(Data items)
··········

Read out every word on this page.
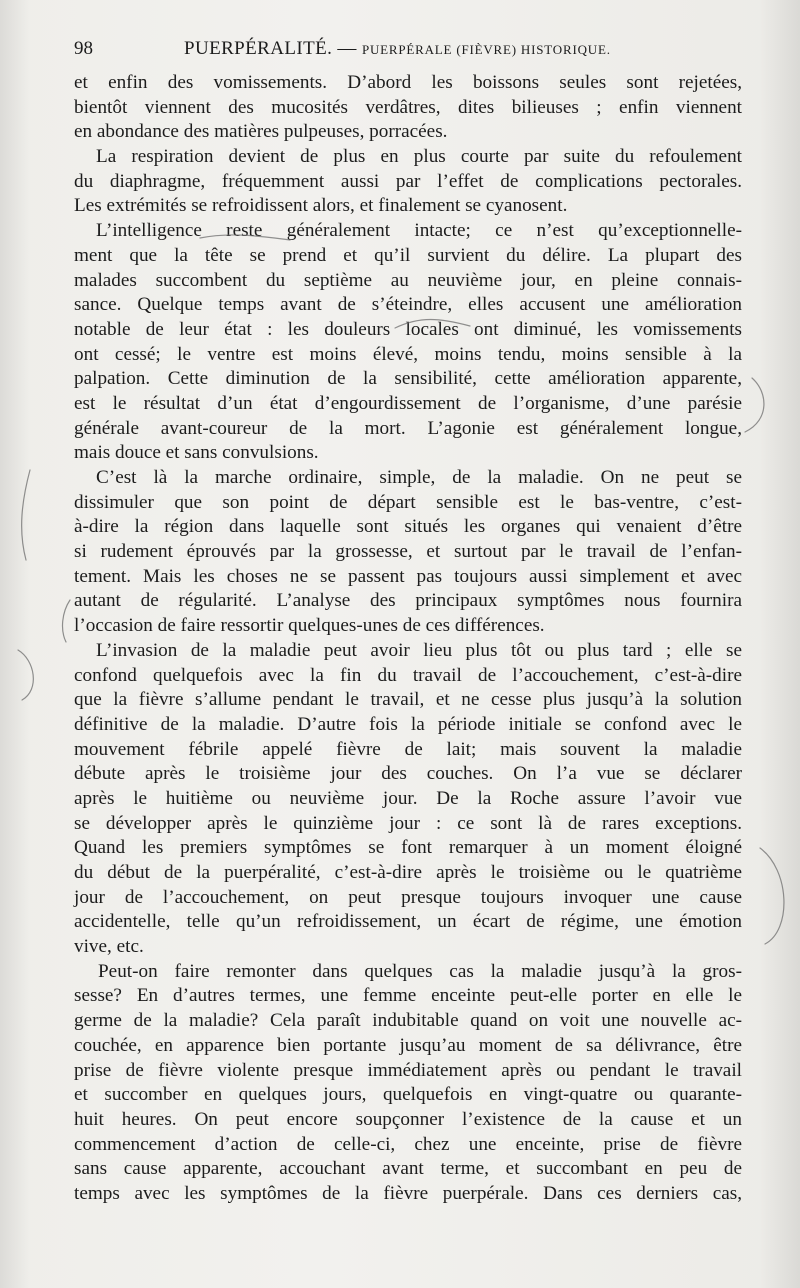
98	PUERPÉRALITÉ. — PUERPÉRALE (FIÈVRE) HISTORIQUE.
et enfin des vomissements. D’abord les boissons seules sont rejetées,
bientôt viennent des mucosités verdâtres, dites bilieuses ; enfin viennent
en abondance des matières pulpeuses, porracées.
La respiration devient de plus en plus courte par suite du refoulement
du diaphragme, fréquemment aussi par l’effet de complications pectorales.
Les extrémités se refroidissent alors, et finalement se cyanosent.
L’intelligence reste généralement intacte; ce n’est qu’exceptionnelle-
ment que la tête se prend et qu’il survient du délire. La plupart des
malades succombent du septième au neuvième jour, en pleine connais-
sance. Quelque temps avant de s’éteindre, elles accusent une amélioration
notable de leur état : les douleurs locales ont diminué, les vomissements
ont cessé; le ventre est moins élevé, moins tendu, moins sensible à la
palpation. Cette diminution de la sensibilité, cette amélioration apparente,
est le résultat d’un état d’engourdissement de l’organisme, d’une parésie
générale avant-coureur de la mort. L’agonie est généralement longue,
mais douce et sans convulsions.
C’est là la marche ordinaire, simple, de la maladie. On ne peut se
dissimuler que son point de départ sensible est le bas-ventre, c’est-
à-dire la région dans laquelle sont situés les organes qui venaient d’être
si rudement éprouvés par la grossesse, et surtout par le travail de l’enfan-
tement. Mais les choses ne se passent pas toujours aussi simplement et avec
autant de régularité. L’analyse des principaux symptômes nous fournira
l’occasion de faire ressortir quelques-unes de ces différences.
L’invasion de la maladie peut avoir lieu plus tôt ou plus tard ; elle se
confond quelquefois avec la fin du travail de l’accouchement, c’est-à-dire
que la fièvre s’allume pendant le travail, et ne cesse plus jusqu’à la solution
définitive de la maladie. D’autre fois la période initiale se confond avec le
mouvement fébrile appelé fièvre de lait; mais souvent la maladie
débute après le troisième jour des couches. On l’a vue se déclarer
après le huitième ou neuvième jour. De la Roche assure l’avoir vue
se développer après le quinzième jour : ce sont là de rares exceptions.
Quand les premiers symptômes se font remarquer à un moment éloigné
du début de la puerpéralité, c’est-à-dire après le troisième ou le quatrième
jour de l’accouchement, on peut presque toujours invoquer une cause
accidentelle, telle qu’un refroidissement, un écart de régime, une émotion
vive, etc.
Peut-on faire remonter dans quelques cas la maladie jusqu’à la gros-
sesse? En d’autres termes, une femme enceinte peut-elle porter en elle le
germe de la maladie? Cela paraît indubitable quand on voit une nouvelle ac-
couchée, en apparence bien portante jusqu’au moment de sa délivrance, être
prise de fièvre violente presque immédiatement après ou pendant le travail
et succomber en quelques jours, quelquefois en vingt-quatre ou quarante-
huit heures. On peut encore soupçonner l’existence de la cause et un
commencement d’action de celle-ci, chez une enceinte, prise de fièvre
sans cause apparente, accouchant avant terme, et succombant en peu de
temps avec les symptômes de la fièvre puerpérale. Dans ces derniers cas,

··········

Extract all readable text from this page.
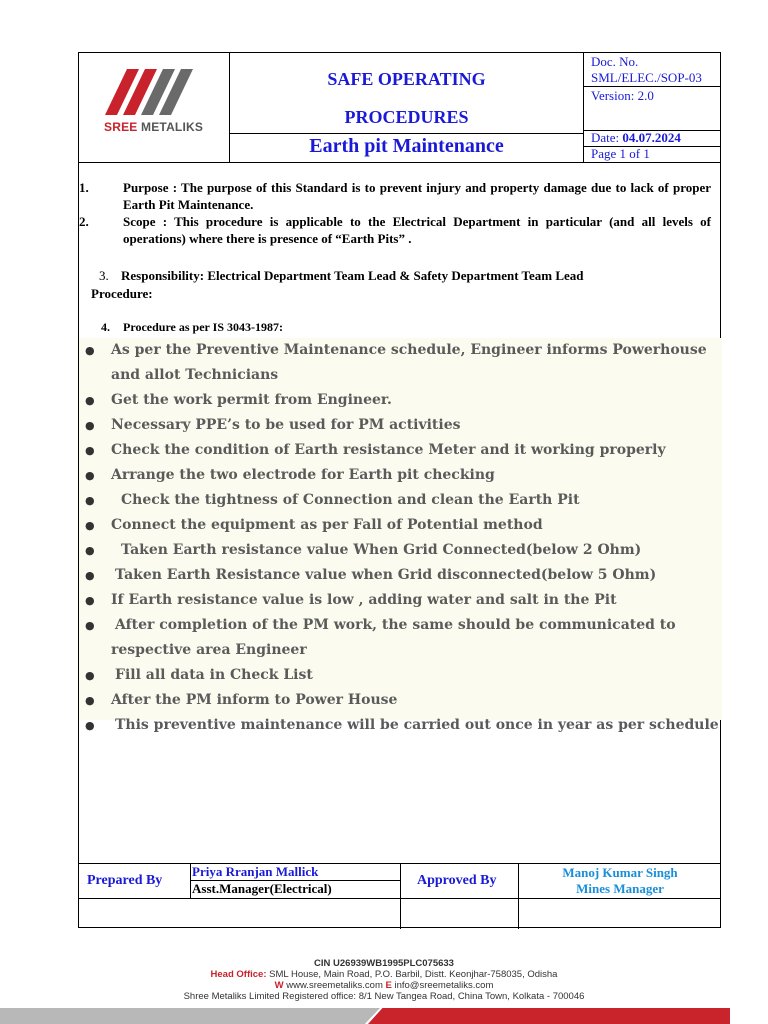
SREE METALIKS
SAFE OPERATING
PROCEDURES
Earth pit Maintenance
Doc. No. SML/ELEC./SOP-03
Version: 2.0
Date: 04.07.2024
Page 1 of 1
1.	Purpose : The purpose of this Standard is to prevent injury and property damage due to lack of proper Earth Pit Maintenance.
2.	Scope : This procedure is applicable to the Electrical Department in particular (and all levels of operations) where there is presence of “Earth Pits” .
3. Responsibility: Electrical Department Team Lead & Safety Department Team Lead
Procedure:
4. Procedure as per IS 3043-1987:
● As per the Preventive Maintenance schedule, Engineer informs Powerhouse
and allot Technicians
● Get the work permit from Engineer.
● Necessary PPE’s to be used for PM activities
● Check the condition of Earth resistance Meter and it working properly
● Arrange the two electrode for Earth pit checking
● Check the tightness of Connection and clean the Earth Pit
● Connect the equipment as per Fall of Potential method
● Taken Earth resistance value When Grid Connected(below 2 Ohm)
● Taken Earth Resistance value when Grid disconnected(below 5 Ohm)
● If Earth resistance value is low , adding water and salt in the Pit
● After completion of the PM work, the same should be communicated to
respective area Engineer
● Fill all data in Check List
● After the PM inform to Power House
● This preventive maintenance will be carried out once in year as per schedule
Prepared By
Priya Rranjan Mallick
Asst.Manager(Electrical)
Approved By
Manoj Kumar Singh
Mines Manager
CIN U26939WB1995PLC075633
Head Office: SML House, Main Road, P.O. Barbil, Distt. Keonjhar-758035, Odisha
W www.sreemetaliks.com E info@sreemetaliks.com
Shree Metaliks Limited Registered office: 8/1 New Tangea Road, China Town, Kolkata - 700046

··········

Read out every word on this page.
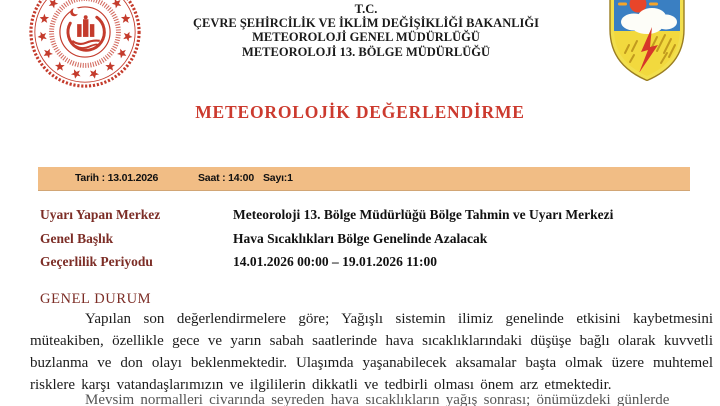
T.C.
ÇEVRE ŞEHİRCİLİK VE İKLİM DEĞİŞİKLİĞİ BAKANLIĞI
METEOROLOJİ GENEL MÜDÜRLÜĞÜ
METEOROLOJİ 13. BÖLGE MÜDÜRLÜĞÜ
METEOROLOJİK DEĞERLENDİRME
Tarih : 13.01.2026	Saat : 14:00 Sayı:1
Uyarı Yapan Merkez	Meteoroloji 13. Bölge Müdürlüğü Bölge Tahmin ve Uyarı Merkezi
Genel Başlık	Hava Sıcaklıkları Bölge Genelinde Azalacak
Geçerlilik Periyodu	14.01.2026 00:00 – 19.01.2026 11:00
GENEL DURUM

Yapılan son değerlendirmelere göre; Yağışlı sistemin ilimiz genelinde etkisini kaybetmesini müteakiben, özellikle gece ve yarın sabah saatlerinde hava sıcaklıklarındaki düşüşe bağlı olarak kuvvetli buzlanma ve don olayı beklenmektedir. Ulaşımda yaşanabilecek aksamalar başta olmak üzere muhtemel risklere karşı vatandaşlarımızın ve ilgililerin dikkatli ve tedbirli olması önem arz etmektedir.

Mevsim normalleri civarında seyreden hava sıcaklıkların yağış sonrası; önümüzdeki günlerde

··········

Copy out each line of the records that holds the string "avoir".

▸ RESULT OF THE EXERCISE
L’invasion de la maladie peut avoir lieu plus tôt ou plus tard ; elle se
après le huitième ou neuvième jour. De la Roche assure l’avoir vue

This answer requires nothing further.